- **What is expected**
Output every record below exactly as it appears.

- **Entries**
━━━
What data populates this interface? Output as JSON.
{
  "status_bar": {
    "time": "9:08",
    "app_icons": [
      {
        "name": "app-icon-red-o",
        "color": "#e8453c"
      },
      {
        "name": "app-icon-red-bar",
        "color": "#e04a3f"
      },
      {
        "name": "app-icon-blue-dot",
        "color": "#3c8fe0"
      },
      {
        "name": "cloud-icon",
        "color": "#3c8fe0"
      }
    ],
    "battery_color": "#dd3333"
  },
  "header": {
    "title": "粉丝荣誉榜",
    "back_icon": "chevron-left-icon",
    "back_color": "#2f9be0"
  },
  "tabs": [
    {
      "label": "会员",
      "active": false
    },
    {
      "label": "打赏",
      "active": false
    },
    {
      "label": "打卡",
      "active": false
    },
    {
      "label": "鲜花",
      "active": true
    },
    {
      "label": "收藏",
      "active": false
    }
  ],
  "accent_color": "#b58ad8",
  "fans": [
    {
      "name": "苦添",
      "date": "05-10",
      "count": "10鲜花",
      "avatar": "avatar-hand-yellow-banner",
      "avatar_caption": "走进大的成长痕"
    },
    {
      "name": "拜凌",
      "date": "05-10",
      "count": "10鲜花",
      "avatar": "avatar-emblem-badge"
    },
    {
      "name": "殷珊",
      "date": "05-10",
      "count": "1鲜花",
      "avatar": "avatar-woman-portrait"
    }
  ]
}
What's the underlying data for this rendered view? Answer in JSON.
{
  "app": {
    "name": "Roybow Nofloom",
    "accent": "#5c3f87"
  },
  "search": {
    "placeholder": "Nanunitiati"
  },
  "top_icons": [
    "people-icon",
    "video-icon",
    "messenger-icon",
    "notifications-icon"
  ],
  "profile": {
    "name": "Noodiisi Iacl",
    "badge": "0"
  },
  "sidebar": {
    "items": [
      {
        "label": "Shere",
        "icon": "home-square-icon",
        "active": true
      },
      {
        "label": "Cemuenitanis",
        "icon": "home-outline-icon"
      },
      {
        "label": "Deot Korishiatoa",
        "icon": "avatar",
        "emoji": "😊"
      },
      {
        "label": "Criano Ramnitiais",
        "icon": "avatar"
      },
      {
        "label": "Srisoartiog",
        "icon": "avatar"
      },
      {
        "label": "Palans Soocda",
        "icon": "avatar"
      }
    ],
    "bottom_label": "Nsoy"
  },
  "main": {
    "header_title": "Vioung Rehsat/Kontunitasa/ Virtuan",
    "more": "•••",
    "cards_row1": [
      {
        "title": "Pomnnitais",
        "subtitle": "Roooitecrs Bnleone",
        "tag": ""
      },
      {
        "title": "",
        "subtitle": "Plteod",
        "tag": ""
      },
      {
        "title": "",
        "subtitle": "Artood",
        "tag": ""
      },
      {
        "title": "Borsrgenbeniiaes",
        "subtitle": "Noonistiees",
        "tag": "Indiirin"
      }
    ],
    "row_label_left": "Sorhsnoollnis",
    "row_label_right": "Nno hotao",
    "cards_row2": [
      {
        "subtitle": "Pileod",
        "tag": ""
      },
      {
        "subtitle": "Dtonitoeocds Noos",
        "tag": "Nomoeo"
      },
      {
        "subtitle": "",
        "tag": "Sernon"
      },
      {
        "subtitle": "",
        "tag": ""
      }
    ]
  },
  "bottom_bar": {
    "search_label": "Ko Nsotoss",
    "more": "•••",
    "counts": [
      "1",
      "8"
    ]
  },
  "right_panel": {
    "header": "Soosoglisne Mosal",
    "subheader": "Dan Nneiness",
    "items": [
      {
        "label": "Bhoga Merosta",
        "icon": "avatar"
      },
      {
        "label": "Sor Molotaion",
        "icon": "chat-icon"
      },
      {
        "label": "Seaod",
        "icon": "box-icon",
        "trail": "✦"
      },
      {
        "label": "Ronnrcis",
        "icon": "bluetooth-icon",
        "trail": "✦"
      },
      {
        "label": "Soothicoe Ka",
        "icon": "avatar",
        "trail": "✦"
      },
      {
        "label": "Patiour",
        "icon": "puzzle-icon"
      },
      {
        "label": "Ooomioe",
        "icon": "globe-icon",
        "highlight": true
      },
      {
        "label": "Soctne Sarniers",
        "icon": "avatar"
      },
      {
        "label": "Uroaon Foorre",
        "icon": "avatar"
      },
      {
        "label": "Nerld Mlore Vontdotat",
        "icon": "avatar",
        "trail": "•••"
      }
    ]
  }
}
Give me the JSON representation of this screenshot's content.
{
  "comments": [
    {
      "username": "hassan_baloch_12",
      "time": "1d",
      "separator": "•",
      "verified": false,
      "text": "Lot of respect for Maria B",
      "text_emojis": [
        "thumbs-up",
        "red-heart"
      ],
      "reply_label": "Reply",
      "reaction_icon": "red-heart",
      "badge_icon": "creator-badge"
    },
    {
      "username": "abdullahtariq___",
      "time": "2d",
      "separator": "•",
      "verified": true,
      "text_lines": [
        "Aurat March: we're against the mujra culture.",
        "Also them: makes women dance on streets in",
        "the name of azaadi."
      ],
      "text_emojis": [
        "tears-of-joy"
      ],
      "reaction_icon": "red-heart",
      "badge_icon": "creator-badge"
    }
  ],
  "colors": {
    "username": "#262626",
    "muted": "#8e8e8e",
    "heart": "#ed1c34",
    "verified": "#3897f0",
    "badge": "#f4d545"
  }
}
━━━
- **Response below**
What data populates this interface? Output as JSON.
{
  "status_bar": {
    "time": "9:08",
    "app_icons": [
      {
        "name": "app-icon-red-o",
        "color": "#e8453c"
      },
      {
        "name": "app-icon-red-bar",
        "color": "#e04a3f"
      },
      {
        "name": "app-icon-blue-dot",
        "color": "#3c8fe0"
      },
      {
        "name": "cloud-icon",
        "color": "#3c8fe0"
      }
    ],
    "battery_color": "#dd3333"
  },
  "header": {
    "title": "粉丝荣誉榜",
    "back_icon": "chevron-left-icon",
    "back_color": "#2f9be0"
  },
  "tabs": [
    {
      "label": "会员",
      "active": false
    },
    {
      "label": "打赏",
      "active": false
    },
    {
      "label": "打卡",
      "active": false
    },
    {
      "label": "鲜花",
      "active": true
    },
    {
      "label": "收藏",
      "active": false
    }
  ],
  "accent_color": "#b58ad8",
  "fans": [
    {
      "name": "苦添",
      "date": "05-10",
      "count": "10鲜花",
      "avatar": "avatar-hand-yellow-banner",
      "avatar_caption": "走进大的成长痕"
    },
    {
      "name": "拜凌",
      "date": "05-10",
      "count": "10鲜花",
      "avatar": "avatar-emblem-badge"
    },
    {
      "name": "殷珊",
      "date": "05-10",
      "count": "1鲜花",
      "avatar": "avatar-woman-portrait"
    }
  ]
}
What's the underlying data for this rendered view? Answer in JSON.
{
  "app": {
    "name": "Roybow Nofloom",
    "accent": "#5c3f87"
  },
  "search": {
    "placeholder": "Nanunitiati"
  },
  "top_icons": [
    "people-icon",
    "video-icon",
    "messenger-icon",
    "notifications-icon"
  ],
  "profile": {
    "name": "Noodiisi Iacl",
    "badge": "0"
  },
  "sidebar": {
    "items": [
      {
        "label": "Shere",
        "icon": "home-square-icon",
        "active": true
      },
      {
        "label": "Cemuenitanis",
        "icon": "home-outline-icon"
      },
      {
        "label": "Deot Korishiatoa",
        "icon": "avatar",
        "emoji": "😊"
      },
      {
        "label": "Criano Ramnitiais",
        "icon": "avatar"
      },
      {
        "label": "Srisoartiog",
        "icon": "avatar"
      },
      {
        "label": "Palans Soocda",
        "icon": "avatar"
      }
    ],
    "bottom_label": "Nsoy"
  },
  "main": {
    "header_title": "Vioung Rehsat/Kontunitasa/ Virtuan",
    "more": "•••",
    "cards_row1": [
      {
        "title": "Pomnnitais",
        "subtitle": "Roooitecrs Bnleone",
        "tag": ""
      },
      {
        "title": "",
        "subtitle": "Plteod",
        "tag": ""
      },
      {
        "title": "",
        "subtitle": "Artood",
        "tag": ""
      },
      {
        "title": "Borsrgenbeniiaes",
        "subtitle": "Noonistiees",
        "tag": "Indiirin"
      }
    ],
    "row_label_left": "Sorhsnoollnis",
    "row_label_right": "Nno hotao",
    "cards_row2": [
      {
        "subtitle": "Pileod",
        "tag": ""
      },
      {
        "subtitle": "Dtonitoeocds Noos",
        "tag": "Nomoeo"
      },
      {
        "subtitle": "",
        "tag": "Sernon"
      },
      {
        "subtitle": "",
        "tag": ""
      }
    ]
  },
  "bottom_bar": {
    "search_label": "Ko Nsotoss",
    "more": "•••",
    "counts": [
      "1",
      "8"
    ]
  },
  "right_panel": {
    "header": "Soosoglisne Mosal",
    "subheader": "Dan Nneiness",
    "items": [
      {
        "label": "Bhoga Merosta",
        "icon": "avatar"
      },
      {
        "label": "Sor Molotaion",
        "icon": "chat-icon"
      },
      {
        "label": "Seaod",
        "icon": "box-icon",
        "trail": "✦"
      },
      {
        "label": "Ronnrcis",
        "icon": "bluetooth-icon",
        "trail": "✦"
      },
      {
        "label": "Soothicoe Ka",
        "icon": "avatar",
        "trail": "✦"
      },
      {
        "label": "Patiour",
        "icon": "puzzle-icon"
      },
      {
        "label": "Ooomioe",
        "icon": "globe-icon",
        "highlight": true
      },
      {
        "label": "Soctne Sarniers",
        "icon": "avatar"
      },
      {
        "label": "Uroaon Foorre",
        "icon": "avatar"
      },
      {
        "label": "Nerld Mlore Vontdotat",
        "icon": "avatar",
        "trail": "•••"
      }
    ]
  }
}
Give me the JSON representation of this screenshot's content.
{
  "comments": [
    {
      "username": "hassan_baloch_12",
      "time": "1d",
      "separator": "•",
      "verified": false,
      "text": "Lot of respect for Maria B",
      "text_emojis": [
        "thumbs-up",
        "red-heart"
      ],
      "reply_label": "Reply",
      "reaction_icon": "red-heart",
      "badge_icon": "creator-badge"
    },
    {
      "username": "abdullahtariq___",
      "time": "2d",
      "separator": "•",
      "verified": true,
      "text_lines": [
        "Aurat March: we're against the mujra culture.",
        "Also them: makes women dance on streets in",
        "the name of azaadi."
      ],
      "text_emojis": [
        "tears-of-joy"
      ],
      "reaction_icon": "red-heart",
      "badge_icon": "creator-badge"
    }
  ],
  "colors": {
    "username": "#262626",
    "muted": "#8e8e8e",
    "heart": "#ed1c34",
    "verified": "#3897f0",
    "badge": "#f4d545"
  }
}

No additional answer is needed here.